> _WHAT THIS TASK INVOLVES_:
All of the data should be repeated exactly; pictures are not part of the copy.

> _DATA ROWS_:
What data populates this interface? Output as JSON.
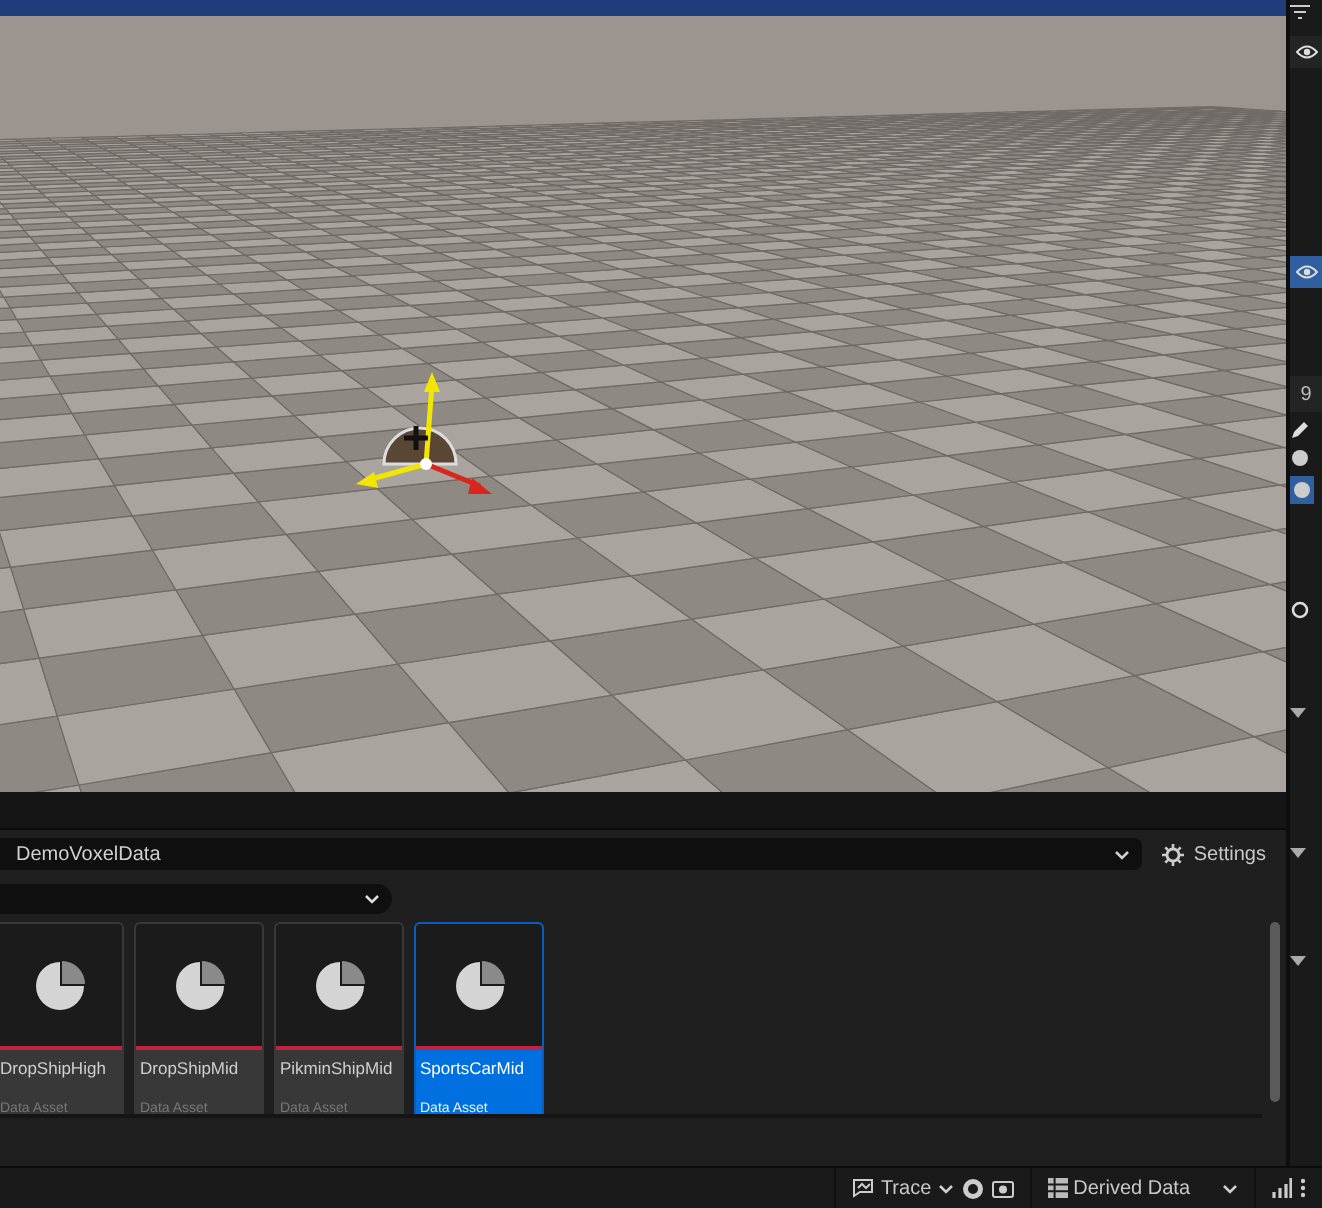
{
  "outliner": {
    "rows": [
      {
        "selected": false
      },
      {
        "selected": true
      }
    ],
    "count_label": "9"
  },
  "content_browser": {
    "path": "DemoVoxelData",
    "settings_label": "Settings",
    "assets": [
      {
        "name": "DropShipHigh",
        "type": "Data Asset",
        "selected": false
      },
      {
        "name": "DropShipMid",
        "type": "Data Asset",
        "selected": false
      },
      {
        "name": "PikminShipMid",
        "type": "Data Asset",
        "selected": false
      },
      {
        "name": "SportsCarMid",
        "type": "Data Asset",
        "selected": true
      }
    ]
  },
  "status_bar": {
    "trace_label": "Trace",
    "derived_data_label": "Derived Data"
  }
}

> _ANSWER IN FULL_:
What data populates this interface? Output as JSON.
{
  "outliner": {
    "rows": [
      {
        "selected": false
      },
      {
        "selected": true
      }
    ],
    "count_label": "9"
  },
  "content_browser": {
    "path": "DemoVoxelData",
    "settings_label": "Settings",
    "assets": [
      {
        "name": "DropShipHigh",
        "type": "Data Asset",
        "selected": false
      },
      {
        "name": "DropShipMid",
        "type": "Data Asset",
        "selected": false
      },
      {
        "name": "PikminShipMid",
        "type": "Data Asset",
        "selected": false
      },
      {
        "name": "SportsCarMid",
        "type": "Data Asset",
        "selected": true
      }
    ]
  },
  "status_bar": {
    "trace_label": "Trace",
    "derived_data_label": "Derived Data"
  }
}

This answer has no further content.